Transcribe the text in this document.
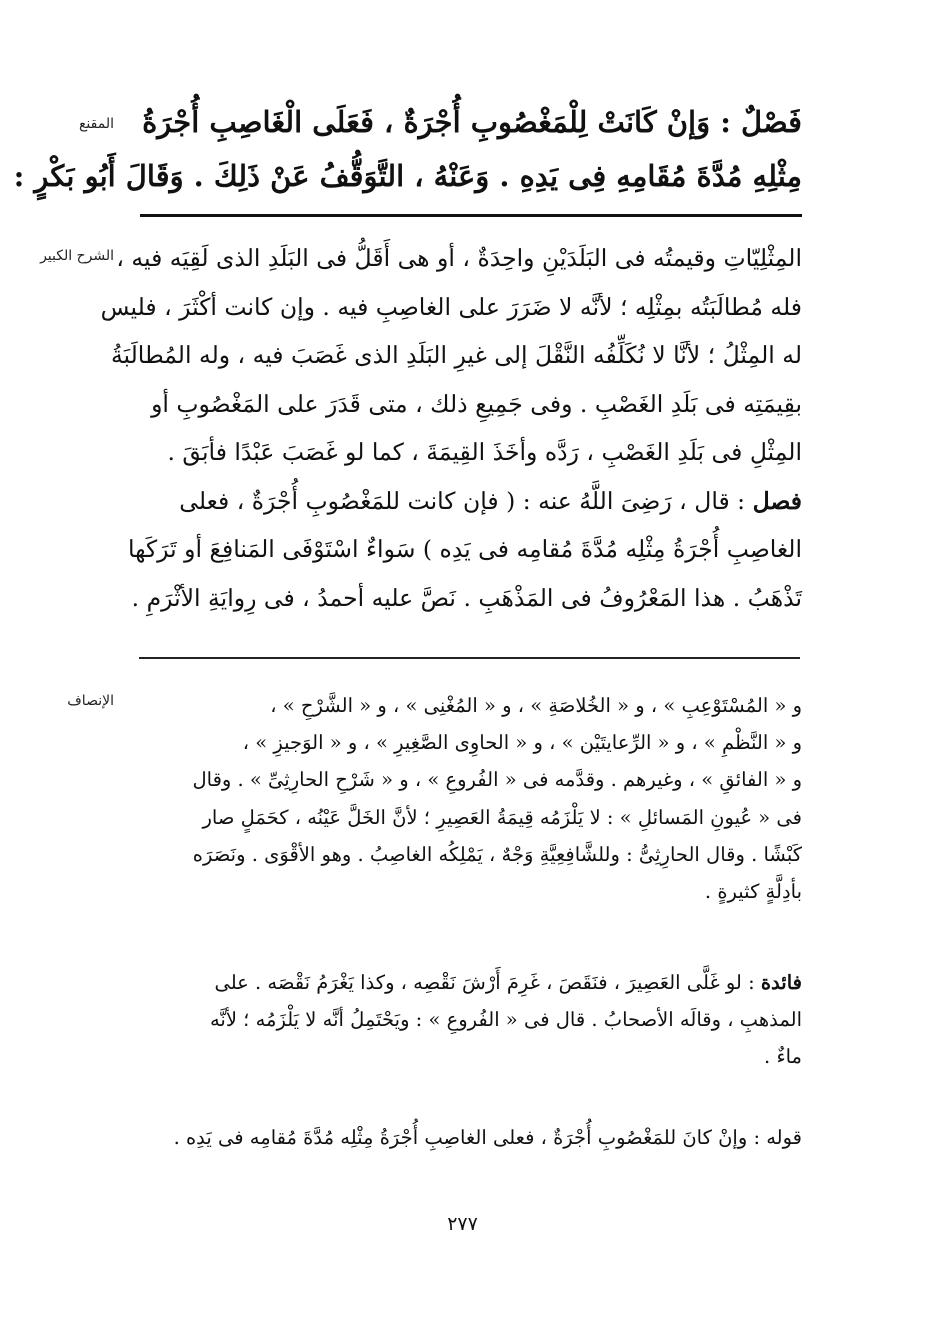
المقنع	فَصْلٌ : وَإنْ كَانَتْ لِلْمَغْصُوبِ أُجْرَةٌ ، فَعَلَى الْغَاصِبِ أُجْرَةُ
مِثْلِهِ مُدَّةَ مُقَامِهِ فِى يَدِهِ . وَعَنْهُ ، التَّوَقُّفُ عَنْ ذَلِكَ . وَقَالَ أَبُو بَكْرٍ :
الشرح الكبير المِثْلِيّاتِ وقيمتُه فى البَلَدَيْنِ واحِدَةٌ ، أو هى أَقَلُّ فى البَلَدِ الذى لَقِيَه فيه ،
فله مُطالَبَتُه بمِثْلِه ؛ لأنَّه لا ضَرَرَ على الغاصِبِ فيه . وإن كانت أكْثَرَ ، فليس
له المِثْلُ ؛ لأنَّا لا نُكَلِّفُه النَّقْلَ إلى غيرِ البَلَدِ الذى غَصَبَ فيه ، وله المُطالَبَةُ
بقِيمَتِه فى بَلَدِ الغَصْبِ . وفى جَمِيعِ ذلك ، متى قَدَرَ على المَغْصُوبِ أو
المِثْلِ فى بَلَدِ الغَصْبِ ، رَدَّه وأخَذَ القِيمَةَ ، كما لو غَصَبَ عَبْدًا فأبَقَ .
فصل : قال ، رَضِىَ اللَّهُ عنه : ( فإن كانت للمَغْصُوبِ أُجْرَةٌ ، فعلى
الغاصِبِ أُجْرَةُ مِثْلِه مُدَّةَ مُقامِه فى يَدِه ) سَواءٌ اسْتَوْفَى المَنافِعَ أو تَرَكَها
تَذْهَبُ . هذا المَعْرُوفُ فى المَذْهَبِ . نَصَّ عليه أحمدُ ، فى رِوايَةِ الأثْرَمِ .
الإنصاف	و « المُسْتَوْعِبِ » ، و « الخُلاصَةِ » ، و « المُغْنِى » ، و « الشَّرْحِ » ،
و « النَّظْمِ » ، و « الرِّعايتَيْن » ، و « الحاوِى الصَّغِيرِ » ، و « الوَجيزِ » ،
و « الفائقِ » ، وغيرهم . وقدَّمه فى « الفُروعِ » ، و « شَرْحِ الحارِثِىِّ » . وقال
فى « عُيونِ المَسائلِ » : لا يَلْزَمُه قِيمَةُ العَصِيرِ ؛ لأنَّ الخَلَّ عَيْنُه ، كحَمَلٍ صار
كَبْشًا . وقال الحارِثِىُّ : وللشَّافِعِيَّةِ وَجْهٌ ، يَمْلِكُه الغاصِبُ . وهو الأقْوَى . ونَصَرَه
بأدِلَّةٍ كثيرةٍ .
فائدة : لو غَلَّى العَصِيرَ ، فنَقَصَ ، غَرِمَ أَرْشَ نَقْصِه ، وكذا يَغْرَمُ نَقْصَه . على
المذهبِ ، وقالَه الأصحابُ . قال فى « الفُروعِ » : ويَحْتَمِلُ أنَّه لا يَلْزَمُه ؛ لأنَّه
ماءٌ .
قوله : وإنْ كانَ للمَغْصُوبِ أُجْرَةٌ ، فعلى الغاصِبِ أُجْرَةُ مِثْلِه مُدَّةَ مُقامِه فى يَدِه .
٢٧٧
━━━━━━
### [TASK]
Repeat the entries exactly and keep the pictures out of the copy.

### [RESULT OF THE TASK]
Transcribe the text in this document.
المقنع	فَصْلٌ : وَإنْ كَانَتْ لِلْمَغْصُوبِ أُجْرَةٌ ، فَعَلَى الْغَاصِبِ أُجْرَةُ
مِثْلِهِ مُدَّةَ مُقَامِهِ فِى يَدِهِ . وَعَنْهُ ، التَّوَقُّفُ عَنْ ذَلِكَ . وَقَالَ أَبُو بَكْرٍ :
الشرح الكبير المِثْلِيّاتِ وقيمتُه فى البَلَدَيْنِ واحِدَةٌ ، أو هى أَقَلُّ فى البَلَدِ الذى لَقِيَه فيه ،
فله مُطالَبَتُه بمِثْلِه ؛ لأنَّه لا ضَرَرَ على الغاصِبِ فيه . وإن كانت أكْثَرَ ، فليس
له المِثْلُ ؛ لأنَّا لا نُكَلِّفُه النَّقْلَ إلى غيرِ البَلَدِ الذى غَصَبَ فيه ، وله المُطالَبَةُ
بقِيمَتِه فى بَلَدِ الغَصْبِ . وفى جَمِيعِ ذلك ، متى قَدَرَ على المَغْصُوبِ أو
المِثْلِ فى بَلَدِ الغَصْبِ ، رَدَّه وأخَذَ القِيمَةَ ، كما لو غَصَبَ عَبْدًا فأبَقَ .
فصل : قال ، رَضِىَ اللَّهُ عنه : ( فإن كانت للمَغْصُوبِ أُجْرَةٌ ، فعلى
الغاصِبِ أُجْرَةُ مِثْلِه مُدَّةَ مُقامِه فى يَدِه ) سَواءٌ اسْتَوْفَى المَنافِعَ أو تَرَكَها
تَذْهَبُ . هذا المَعْرُوفُ فى المَذْهَبِ . نَصَّ عليه أحمدُ ، فى رِوايَةِ الأثْرَمِ .
الإنصاف	و « المُسْتَوْعِبِ » ، و « الخُلاصَةِ » ، و « المُغْنِى » ، و « الشَّرْحِ » ،
و « النَّظْمِ » ، و « الرِّعايتَيْن » ، و « الحاوِى الصَّغِيرِ » ، و « الوَجيزِ » ،
و « الفائقِ » ، وغيرهم . وقدَّمه فى « الفُروعِ » ، و « شَرْحِ الحارِثِىِّ » . وقال
فى « عُيونِ المَسائلِ » : لا يَلْزَمُه قِيمَةُ العَصِيرِ ؛ لأنَّ الخَلَّ عَيْنُه ، كحَمَلٍ صار
كَبْشًا . وقال الحارِثِىُّ : وللشَّافِعِيَّةِ وَجْهٌ ، يَمْلِكُه الغاصِبُ . وهو الأقْوَى . ونَصَرَه
بأدِلَّةٍ كثيرةٍ .
فائدة : لو غَلَّى العَصِيرَ ، فنَقَصَ ، غَرِمَ أَرْشَ نَقْصِه ، وكذا يَغْرَمُ نَقْصَه . على
المذهبِ ، وقالَه الأصحابُ . قال فى « الفُروعِ » : ويَحْتَمِلُ أنَّه لا يَلْزَمُه ؛ لأنَّه
ماءٌ .
قوله : وإنْ كانَ للمَغْصُوبِ أُجْرَةٌ ، فعلى الغاصِبِ أُجْرَةُ مِثْلِه مُدَّةَ مُقامِه فى يَدِه .
٢٧٧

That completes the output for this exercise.